-- begin Data --
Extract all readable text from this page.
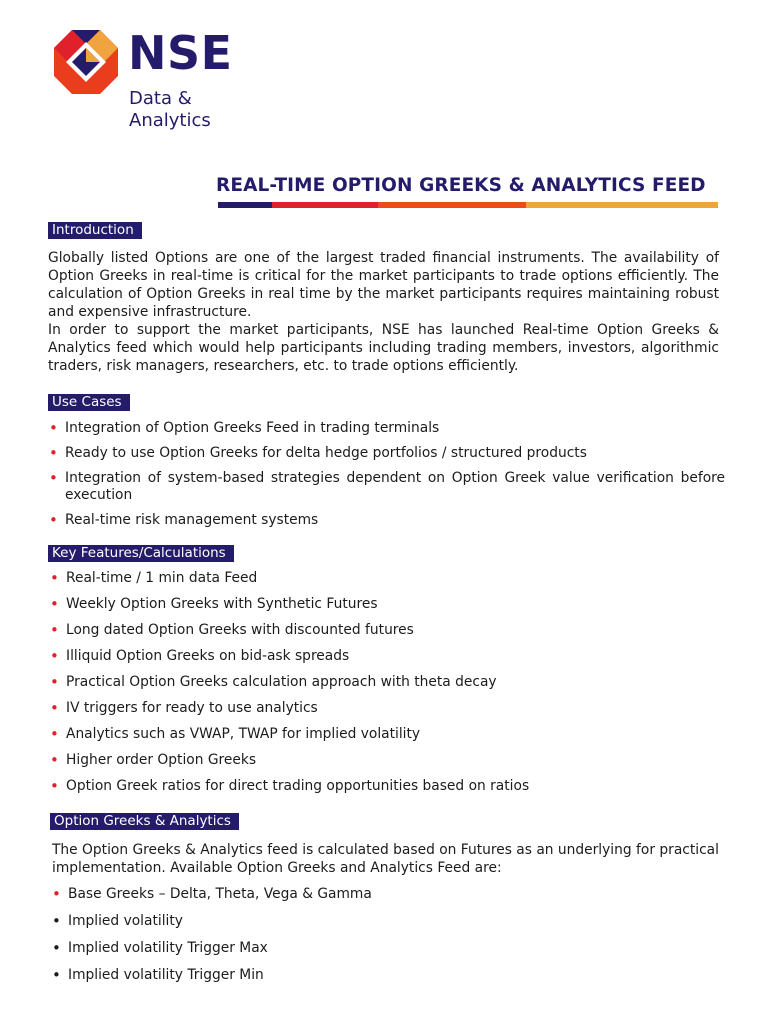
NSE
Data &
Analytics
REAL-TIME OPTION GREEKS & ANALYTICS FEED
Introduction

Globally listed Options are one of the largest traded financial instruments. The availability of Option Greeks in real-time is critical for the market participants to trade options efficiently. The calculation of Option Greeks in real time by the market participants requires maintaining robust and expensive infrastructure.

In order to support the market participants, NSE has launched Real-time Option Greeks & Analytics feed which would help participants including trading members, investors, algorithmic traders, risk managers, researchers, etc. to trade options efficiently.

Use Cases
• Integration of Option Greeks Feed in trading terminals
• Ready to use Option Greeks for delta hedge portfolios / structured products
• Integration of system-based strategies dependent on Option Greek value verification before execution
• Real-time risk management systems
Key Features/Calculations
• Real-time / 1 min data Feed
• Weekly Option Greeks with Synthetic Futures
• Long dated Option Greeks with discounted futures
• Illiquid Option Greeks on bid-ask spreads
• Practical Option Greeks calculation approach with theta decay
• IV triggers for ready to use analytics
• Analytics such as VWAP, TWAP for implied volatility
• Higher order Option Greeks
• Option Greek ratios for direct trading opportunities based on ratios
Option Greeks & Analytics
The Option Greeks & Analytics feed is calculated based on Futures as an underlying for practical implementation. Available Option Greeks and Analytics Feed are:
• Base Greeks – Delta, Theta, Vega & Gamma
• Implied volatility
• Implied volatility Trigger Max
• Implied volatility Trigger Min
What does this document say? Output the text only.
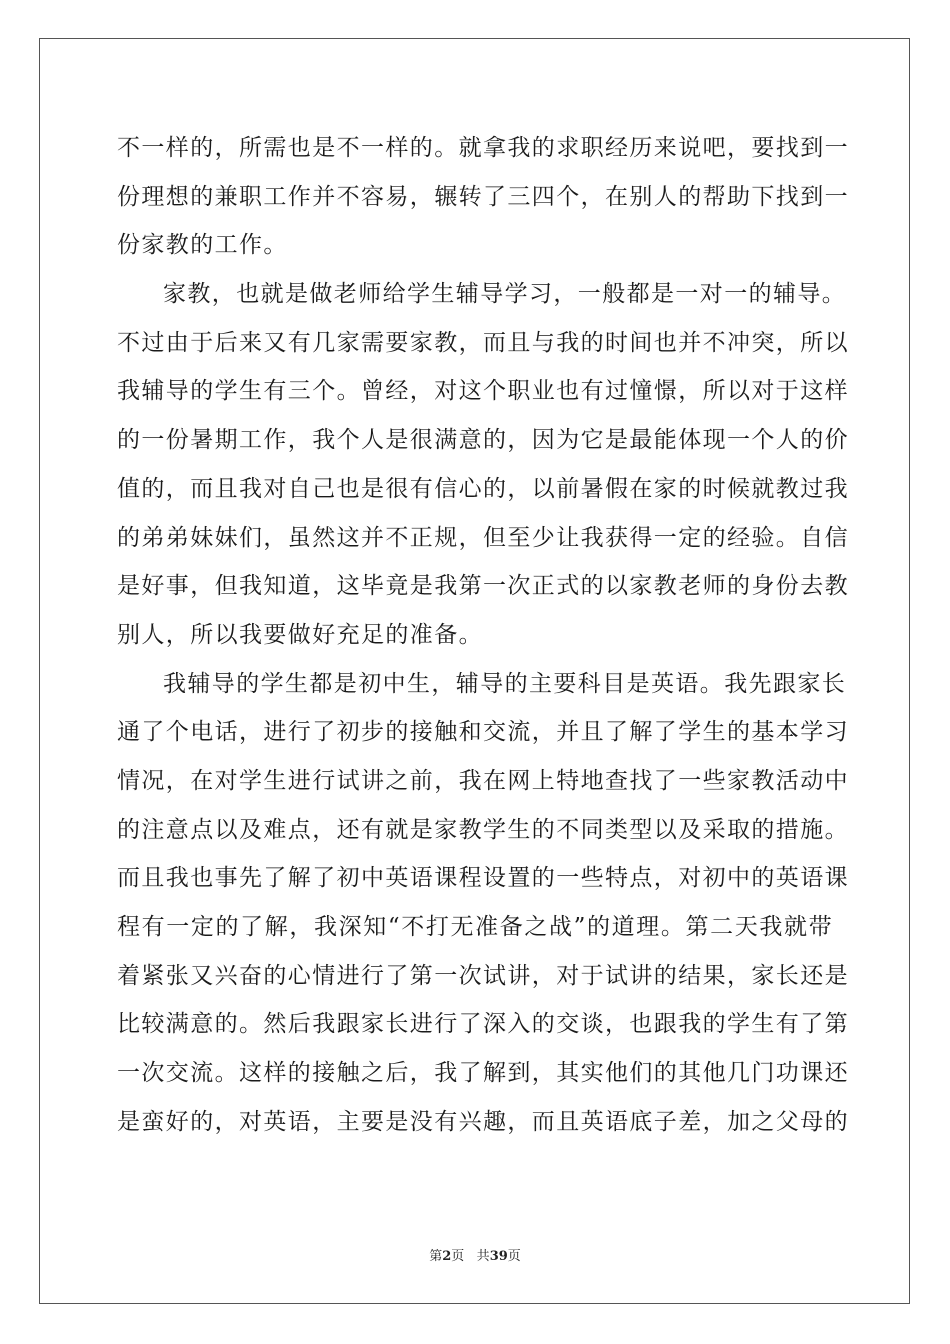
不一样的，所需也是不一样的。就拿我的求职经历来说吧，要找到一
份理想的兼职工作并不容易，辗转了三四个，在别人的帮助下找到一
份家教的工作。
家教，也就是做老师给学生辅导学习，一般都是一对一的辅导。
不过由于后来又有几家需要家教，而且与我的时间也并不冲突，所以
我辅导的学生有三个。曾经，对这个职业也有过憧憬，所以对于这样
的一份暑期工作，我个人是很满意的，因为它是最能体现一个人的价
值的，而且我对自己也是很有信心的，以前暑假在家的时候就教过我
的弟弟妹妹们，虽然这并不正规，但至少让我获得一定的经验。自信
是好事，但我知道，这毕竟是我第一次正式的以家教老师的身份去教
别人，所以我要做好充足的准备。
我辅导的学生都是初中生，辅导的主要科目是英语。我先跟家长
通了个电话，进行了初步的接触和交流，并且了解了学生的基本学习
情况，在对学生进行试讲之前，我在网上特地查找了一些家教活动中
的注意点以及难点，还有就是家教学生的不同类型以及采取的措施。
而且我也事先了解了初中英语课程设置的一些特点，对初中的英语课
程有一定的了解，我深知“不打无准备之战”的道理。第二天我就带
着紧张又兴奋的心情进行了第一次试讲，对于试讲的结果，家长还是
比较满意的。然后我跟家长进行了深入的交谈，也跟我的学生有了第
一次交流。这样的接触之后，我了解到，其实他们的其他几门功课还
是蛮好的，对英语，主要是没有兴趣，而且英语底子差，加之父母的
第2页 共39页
-- end Data --
-- begin Data --
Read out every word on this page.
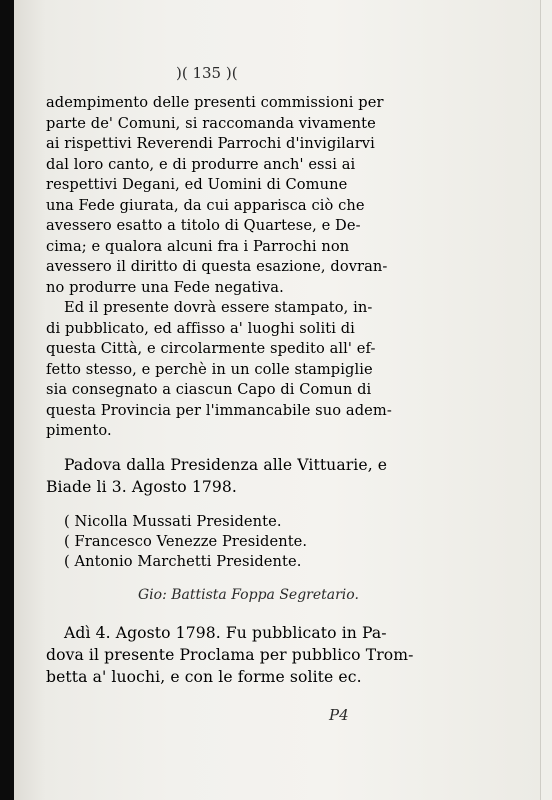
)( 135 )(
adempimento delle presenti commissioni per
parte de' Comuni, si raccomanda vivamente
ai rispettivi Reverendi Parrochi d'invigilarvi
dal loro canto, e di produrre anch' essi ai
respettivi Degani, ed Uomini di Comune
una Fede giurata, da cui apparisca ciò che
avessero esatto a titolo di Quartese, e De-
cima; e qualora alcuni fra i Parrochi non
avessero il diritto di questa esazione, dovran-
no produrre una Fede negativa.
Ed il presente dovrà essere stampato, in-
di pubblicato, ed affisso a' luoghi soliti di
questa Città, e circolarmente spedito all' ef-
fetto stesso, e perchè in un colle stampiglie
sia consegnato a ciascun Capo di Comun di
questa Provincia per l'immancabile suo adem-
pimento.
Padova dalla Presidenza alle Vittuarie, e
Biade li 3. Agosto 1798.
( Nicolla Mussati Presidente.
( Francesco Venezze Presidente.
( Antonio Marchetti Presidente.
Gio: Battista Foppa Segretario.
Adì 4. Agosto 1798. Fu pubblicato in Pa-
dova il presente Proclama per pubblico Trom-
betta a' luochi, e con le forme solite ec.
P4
-- end Data --
-- The exercise --
Gather all lines where the word "avessero" appears.

-- Written reply --
avessero esatto a titolo di Quartese, e De-
avessero il diritto di questa esazione, dovran-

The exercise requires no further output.